> Requirement
Quote every entry word for word.

○ ○ ○ ○ ○

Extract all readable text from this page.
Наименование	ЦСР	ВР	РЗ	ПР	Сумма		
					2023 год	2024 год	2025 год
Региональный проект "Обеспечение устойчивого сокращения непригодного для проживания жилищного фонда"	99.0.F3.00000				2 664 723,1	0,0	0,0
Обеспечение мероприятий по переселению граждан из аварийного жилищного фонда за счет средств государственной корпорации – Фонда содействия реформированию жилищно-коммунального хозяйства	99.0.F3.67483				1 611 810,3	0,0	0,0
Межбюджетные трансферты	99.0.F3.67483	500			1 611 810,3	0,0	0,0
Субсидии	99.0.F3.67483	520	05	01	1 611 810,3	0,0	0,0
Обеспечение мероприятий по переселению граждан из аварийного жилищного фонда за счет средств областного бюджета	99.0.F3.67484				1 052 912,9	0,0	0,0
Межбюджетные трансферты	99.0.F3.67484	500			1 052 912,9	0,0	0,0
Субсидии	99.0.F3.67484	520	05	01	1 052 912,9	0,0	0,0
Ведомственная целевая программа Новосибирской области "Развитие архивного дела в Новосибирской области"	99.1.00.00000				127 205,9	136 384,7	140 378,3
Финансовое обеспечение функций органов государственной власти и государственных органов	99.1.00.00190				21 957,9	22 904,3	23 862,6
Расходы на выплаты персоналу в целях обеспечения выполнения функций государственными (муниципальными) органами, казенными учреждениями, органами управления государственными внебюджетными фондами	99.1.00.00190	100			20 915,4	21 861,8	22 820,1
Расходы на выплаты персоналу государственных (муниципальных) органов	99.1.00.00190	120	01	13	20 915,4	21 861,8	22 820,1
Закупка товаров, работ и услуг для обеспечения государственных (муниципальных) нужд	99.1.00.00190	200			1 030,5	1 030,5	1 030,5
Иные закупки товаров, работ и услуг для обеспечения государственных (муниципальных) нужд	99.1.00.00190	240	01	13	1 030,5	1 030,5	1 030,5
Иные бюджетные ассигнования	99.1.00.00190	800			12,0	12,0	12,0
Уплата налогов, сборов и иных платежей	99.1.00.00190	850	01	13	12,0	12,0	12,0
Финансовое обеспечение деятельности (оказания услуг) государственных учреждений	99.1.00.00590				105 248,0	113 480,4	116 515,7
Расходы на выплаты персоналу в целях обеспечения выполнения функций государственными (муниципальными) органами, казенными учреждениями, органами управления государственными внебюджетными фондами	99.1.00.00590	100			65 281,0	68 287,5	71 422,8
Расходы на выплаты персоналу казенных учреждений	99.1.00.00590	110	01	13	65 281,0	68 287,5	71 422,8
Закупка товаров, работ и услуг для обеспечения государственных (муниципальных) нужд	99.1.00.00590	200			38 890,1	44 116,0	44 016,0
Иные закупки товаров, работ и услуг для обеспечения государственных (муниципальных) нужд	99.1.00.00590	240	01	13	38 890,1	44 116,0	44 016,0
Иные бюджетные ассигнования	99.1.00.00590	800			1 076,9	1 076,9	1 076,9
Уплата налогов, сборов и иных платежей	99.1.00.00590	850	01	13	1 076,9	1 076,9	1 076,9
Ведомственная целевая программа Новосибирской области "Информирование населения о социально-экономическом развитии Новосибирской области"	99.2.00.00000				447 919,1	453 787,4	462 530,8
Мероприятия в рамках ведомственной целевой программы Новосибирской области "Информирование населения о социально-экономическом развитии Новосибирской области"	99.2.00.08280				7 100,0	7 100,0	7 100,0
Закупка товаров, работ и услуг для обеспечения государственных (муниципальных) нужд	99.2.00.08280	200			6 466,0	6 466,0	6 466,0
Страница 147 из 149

○ ○ ○ ○ ○

> Exercise output
Extract all readable text from this page.
Наименование	ЦСР	ВР	РЗ	ПР	Сумма		
					2023 год	2024 год	2025 год
Региональный проект "Обеспечение устойчивого сокращения непригодного для проживания жилищного фонда"	99.0.F3.00000				2 664 723,1	0,0	0,0
Обеспечение мероприятий по переселению граждан из аварийного жилищного фонда за счет средств государственной корпорации – Фонда содействия реформированию жилищно-коммунального хозяйства	99.0.F3.67483				1 611 810,3	0,0	0,0
Межбюджетные трансферты	99.0.F3.67483	500			1 611 810,3	0,0	0,0
Субсидии	99.0.F3.67483	520	05	01	1 611 810,3	0,0	0,0
Обеспечение мероприятий по переселению граждан из аварийного жилищного фонда за счет средств областного бюджета	99.0.F3.67484				1 052 912,9	0,0	0,0
Межбюджетные трансферты	99.0.F3.67484	500			1 052 912,9	0,0	0,0
Субсидии	99.0.F3.67484	520	05	01	1 052 912,9	0,0	0,0
Ведомственная целевая программа Новосибирской области "Развитие архивного дела в Новосибирской области"	99.1.00.00000				127 205,9	136 384,7	140 378,3
Финансовое обеспечение функций органов государственной власти и государственных органов	99.1.00.00190				21 957,9	22 904,3	23 862,6
Расходы на выплаты персоналу в целях обеспечения выполнения функций государственными (муниципальными) органами, казенными учреждениями, органами управления государственными внебюджетными фондами	99.1.00.00190	100			20 915,4	21 861,8	22 820,1
Расходы на выплаты персоналу государственных (муниципальных) органов	99.1.00.00190	120	01	13	20 915,4	21 861,8	22 820,1
Закупка товаров, работ и услуг для обеспечения государственных (муниципальных) нужд	99.1.00.00190	200			1 030,5	1 030,5	1 030,5
Иные закупки товаров, работ и услуг для обеспечения государственных (муниципальных) нужд	99.1.00.00190	240	01	13	1 030,5	1 030,5	1 030,5
Иные бюджетные ассигнования	99.1.00.00190	800			12,0	12,0	12,0
Уплата налогов, сборов и иных платежей	99.1.00.00190	850	01	13	12,0	12,0	12,0
Финансовое обеспечение деятельности (оказания услуг) государственных учреждений	99.1.00.00590				105 248,0	113 480,4	116 515,7
Расходы на выплаты персоналу в целях обеспечения выполнения функций государственными (муниципальными) органами, казенными учреждениями, органами управления государственными внебюджетными фондами	99.1.00.00590	100			65 281,0	68 287,5	71 422,8
Расходы на выплаты персоналу казенных учреждений	99.1.00.00590	110	01	13	65 281,0	68 287,5	71 422,8
Закупка товаров, работ и услуг для обеспечения государственных (муниципальных) нужд	99.1.00.00590	200			38 890,1	44 116,0	44 016,0
Иные закупки товаров, работ и услуг для обеспечения государственных (муниципальных) нужд	99.1.00.00590	240	01	13	38 890,1	44 116,0	44 016,0
Иные бюджетные ассигнования	99.1.00.00590	800			1 076,9	1 076,9	1 076,9
Уплата налогов, сборов и иных платежей	99.1.00.00590	850	01	13	1 076,9	1 076,9	1 076,9
Ведомственная целевая программа Новосибирской области "Информирование населения о социально-экономическом развитии Новосибирской области"	99.2.00.00000				447 919,1	453 787,4	462 530,8
Мероприятия в рамках ведомственной целевой программы Новосибирской области "Информирование населения о социально-экономическом развитии Новосибирской области"	99.2.00.08280				7 100,0	7 100,0	7 100,0
Закупка товаров, работ и услуг для обеспечения государственных (муниципальных) нужд	99.2.00.08280	200			6 466,0	6 466,0	6 466,0
Страница 147 из 149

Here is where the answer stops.